### Exercise instructions:
Reproduce each line that includes the word "电子产品协会".
[begin The records]
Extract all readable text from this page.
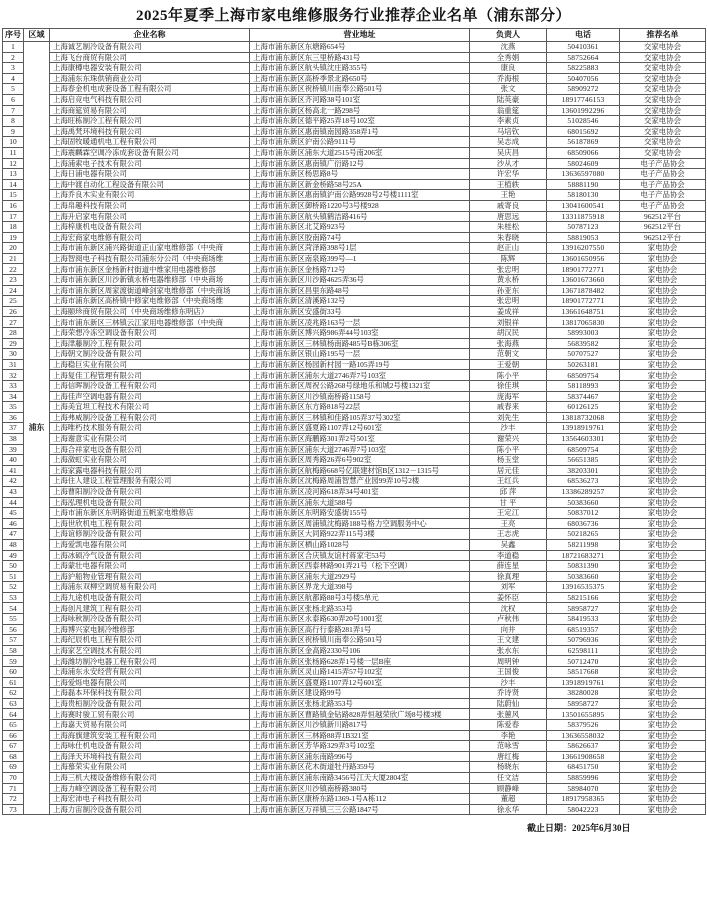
2025年夏季上海市家电维修服务行业推荐企业名单（浦东部分）
序号	区域	企业名称	营业地址	负责人	电话	推荐名单
1	浦东	上海诚艺制冷设备有限公司	上海市浦东新区东塘路654号	沈燕	50410361	交家电协会
2		上海飞台商贸有限公司	上海市浦东新区东三里桥路431号	全秀娟	58752664	交家电协会
3		上海康樽电器安装有限公司	上海市浦东新区航头镇沈庄路355号	康良	58225883	交家电协会
4		上海浦东东珠供销商业公司	上海市浦东新区高桥季景北路650号	乔海根	50407056	交家电协会
5		上海春金机电成套设备工程有限公司	上海市浦东新区祝桥镇川南奉公路501号	张文	58909272	交家电协会
6		上海启竞电气科技有限公司	上海市浦东新区齐河路38号101室	陆英豪	18917746153	交家电协会
7		上海商筵贸易有限公司	上海市浦东新区杨高北一路298号	翁重筵	13601992296	交家电协会
8		上海旺栋制冷工程有限公司	上海市浦东新区德平路25弄18号102室	李素贞	51028546	交家电协会
9		上海禹梵环境科技有限公司	上海市浦东新区惠南镇南园路358弄1号	马培钦	68015692	交家电协会
10		上海固牧暖通机电工程有限公司	上海市浦东新区沪南公路9111号	吴志成	56187869	交家电协会
11		上海震麟霖空调冷冻成套设备有限公司	上海市浦东新区浦东大道2515号南206室	吴庆昌	68509066	交家电协会
12		上海浦索电子技术有限公司	上海市浦东新区惠南镇广衍路12号	沙从才	58024609	电子产品协会
13		上海日浦电器有限公司	上海市浦东新区杨思路8号	许宏华	13636597080	电子产品协会
14		上海中渡自动化工程设备有限公司	上海市浦东新区新金桥路58号25A	王植轶	58881190	电子产品协会
15		上海乔良木实业有限公司	上海市浦东新区惠南镇沪南公路9928号2号楼1111室	王艳	58180130	电子产品协会
16		上海帛趣科技有限公司	上海市浦东新区御桥路1220号3号楼928	戚寄良	13041600541	电子产品协会
17		上海升启家电有限公司	上海市浦东新区航头镇鹤洁路416号	唐思远	13311875918	962512平台
18		上海梓康机电设备有限公司	上海市浦东新区北艾路923号	朱桂松	50787123	962512平台
19		上海宏商家电维修有限公司	上海市浦东新区胶南路74号	朱春晓	58819053	962512平台
20		上海市浦东新区浦兴路街道正山家电维修部（中央商	上海市浦东新区菏泽路398号1层	赵正山	13916207550	家电协会
21		上海智阅电子科技有限公司浦东分公司（中央商场维	上海市浦东新区南泉路399号—1	陈辉	13601650956	家电协会
22		上海市浦东新区金杨新村街道中维家用电器维修部	上海市浦东新区金杨路712号	张忠明	18901772771	家电协会
23		上海市浦东新区川沙新镇永桥电器维修部（中央商场	上海市浦东新区川沙路4625弄36号	黄永桥	13601673660	家电协会
24		上海市浦东新区周家渡街道峰剑家电维修部（中央商场	上海市浦东新区昌里东路48号	孙亚东	13671878482	家电协会
25		上海市浦东新区高桥镇中修家电维修部（中央商场维	上海市浦东新区清溪路132号	张忠明	18901772771	家电协会
26		上海颐珍商贸有限公司（中央商场维修东明店）	上海市浦东新区安盛街33号	姜成祥	13661648751	家电协会
27		上海市浦东新区三林镇云江家用电器维修部（中央商	上海市浦东新区凌兆路163号一层	刘银祥	13817065830	家电协会
28		上海荣想冷冻空调设备有限公司	上海市浦东新区博兴路986弄44号103室	胡汉民	58993003	家电协会
29		上海津藤制冷工程有限公司	上海市浦东新区三林镇杨南路485号B栋306室	张海燕	56839582	家电协会
30		上海朝文制冷设备有限公司	上海市浦东新区银山路195号一层	范朝文	50707527	家电协会
31		上海稳巨实业有限公司	上海市浦东新区杨园新村园一路105弄19号	王爱朝	50263181	家电协会
32		上海复佳工程管理有限公司	上海市浦东新区浦东大道2746弄7号103室	陈小平	68509754	家电协会
33		上海信晖制冷设备工程有限公司	上海市浦东新区周祝公路268号绿地乐和城2号楼1321室	徐佳琪	58118993	家电协会
34		上海佳声空调电器有限公司	上海市浦东新区川沙镇南桥路1158号	庞海军	58374467	家电协会
35		上海美宜坦工程技术有限公司	上海市浦东新区东方路818号22层	戚春来	60126125	家电协会
36		上海弗威制冷设备工程有限公司	上海市浦东新区三林镇和佳路105弄37号302室	刘先生	13818732068	家电协会
37		上海唯朽技术服务有限公司	上海市浦东新区盛夏路1107弄12号601室	沙丰	13918919761	家电协会
38		上海谢意实业有限公司	上海市浦东新区海鹏路301弄2号501室	谢荣兴	13564603301	家电协会
39		上海合祥家电设备有限公司	上海市浦东新区浦东大道2746弄7号103室	陈小平	68509754	家电协会
40		上海潋虹实业有限公司	上海市浦东新区周秀路26弄6号902室	杨玉堂	56651385	家电协会
41		上海家露电器科技有限公司	上海市浦东新区航梅路668号亿联建材馆B区1312－1315号	居元佳	38203301	家电协会
42		上海住人建设工程管理服务有限公司	上海市浦东新区沈梅路周浦智慧产业园99弄10号2楼	王红兵	68536273	家电协会
43		上海曹阳制冷设备有限公司	上海市浦东新区凌河路618弄34号401室	邱 萍	13386289257	家电协会
44		上海泓理机电设备有限公司	上海市浦东新区浦东大道588号	甘 平	50383660	家电协会
45		上海市浦东新区东明路街道五帆家电维修店	上海市浦东新区东明路安盛街155号	王定江	50837012	家电协会
46		上海世欣机电工程有限公司	上海市浦东新区周浦镇沈梅路188号格力空调服务中心	王亮	68036736	家电协会
47		上海谊修制冷设备有限公司	上海市浦东新区大同路922弄115号3楼	王志虎	50218265	家电协会
48		上海爱凯电器有限公司	上海市浦东新区栖山路1028号	吴鑫	58211998	家电协会
49		上海冰硕冷气设备有限公司	上海市浦东新区合庆镇友谊村蒋家宅53号	李道稳	18721683271	家电协会
50		上海蒙壮电器有限公司	上海市浦东新区西泰林路901弄21号（松下空调）	薛连星	50831390	家电协会
51		上海沪船物业管理有限公司	上海市浦东新区浦东大道2929号	徐真理	50383660	家电协会
52		上海浦东双柳空调贸易有限公司	上海市浦东新区界龙大道398号	刘军	13916535375	家电协会
53		上海九途机电设备有限公司	上海市浦东新区航都路88号3号楼5单元	姜怀臣	58215166	家电协会
54		上海创凡建筑工程有限公司	上海市浦东新区张杨北路353号	沈权	58958727	家电协会
55		上海咏秋制冷设备有限公司	上海市浦东新区永泰路630弄20号1001室	卢秋伟	58419533	家电协会
56		上海博兴家电制冷维修部	上海市浦东新区高行行泰路281弄1号	向井	68519357	家电协会
57		上海纪辰机电工程有限公司	上海市浦东新区祝桥镇川南奉公路501号	王文建	50796936	家电协会
58		上海家艺空调技术有限公司	上海市浦东新区金高路2330号106	张水东	62598111	家电协会
59		上海潍坊制冷电器工程有限公司	上海市浦东新区张杨路628弄1号楼一层B座	周明钟	50712470	家电协会
60		上海浦东永安经营有限公司	上海市浦东新区灵山路1415弄57号102室	王国俊	58517668	家电协会
61		上海爱烁电器有限公司	上海市浦东新区盛夏路1107弄12号601室	沙丰	13918919761	家电协会
62		上海磊本环保科技有限公司	上海市浦东新区建设路99号	乔诗贤	38280028	家电协会
63		上海贵桓制冷设备有限公司	上海市浦东新区张杨北路353号	陆蔚仙	58958727	家电协会
64		上海赛时骏工贸有限公司	上海市浦东新区曹路镇金钻路828弄恒越荣欣广场8号楼3楼	张蕙风	13501655895	家电协会
65		上海嘉天贸易有限公司	上海市浦东新区川沙镇新川路817号	陈爱春	58379526	家电协会
66		上海海旗建筑安装工程有限公司	上海市浦东新区三林路88弄1B321室	李艳	13636558032	家电协会
67		上海咏仕机电设备有限公司	上海市浦东新区芳华路329弄3号102室	范咏雪	58626637	家电协会
68		上海泽天环境科技有限公司	上海市浦东新区浦东南路996号	唐红梅	13661908658	家电协会
69		上海慕荣实业有限公司	上海市浦东新区花木街道牡丹路359号	杨晓东	68451750	家电协会
70		上海三机大楼设备维修有限公司	上海市浦东新区浦东南路3456号江天大厦2804室	任文洁	58859996	家电协会
71		上海力峰空调设备工程有限公司	上海市浦东新区川沙镇南桥路380号	顾静峰	58984070	家电协会
72		上海宏沛电子科技有限公司	上海市浦东新区康桥东路1369-1号A栋112	董超	18917958365	家电协会
73		上海力宙制冷设备有限公司	上海市浦东新区万祥镇三三公路1847号	徐永华	58042223	家电协会
截止日期：2025年6月30日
[end The records]
### Task response:
12		上海浦索电子技术有限公司	上海市浦东新区惠南镇广衍路12号	沙从才	58024609	电子产品协会
13		上海日浦电器有限公司	上海市浦东新区杨思路8号	许宏华	13636597080	电子产品协会
14		上海中渡自动化工程设备有限公司	上海市浦东新区新金桥路58号25A	王植轶	58881190	电子产品协会
15		上海乔良木实业有限公司	上海市浦东新区惠南镇沪南公路9928号2号楼1111室	王艳	58180130	电子产品协会
16		上海帛趣科技有限公司	上海市浦东新区御桥路1220号3号楼928	戚寄良	13041600541	电子产品协会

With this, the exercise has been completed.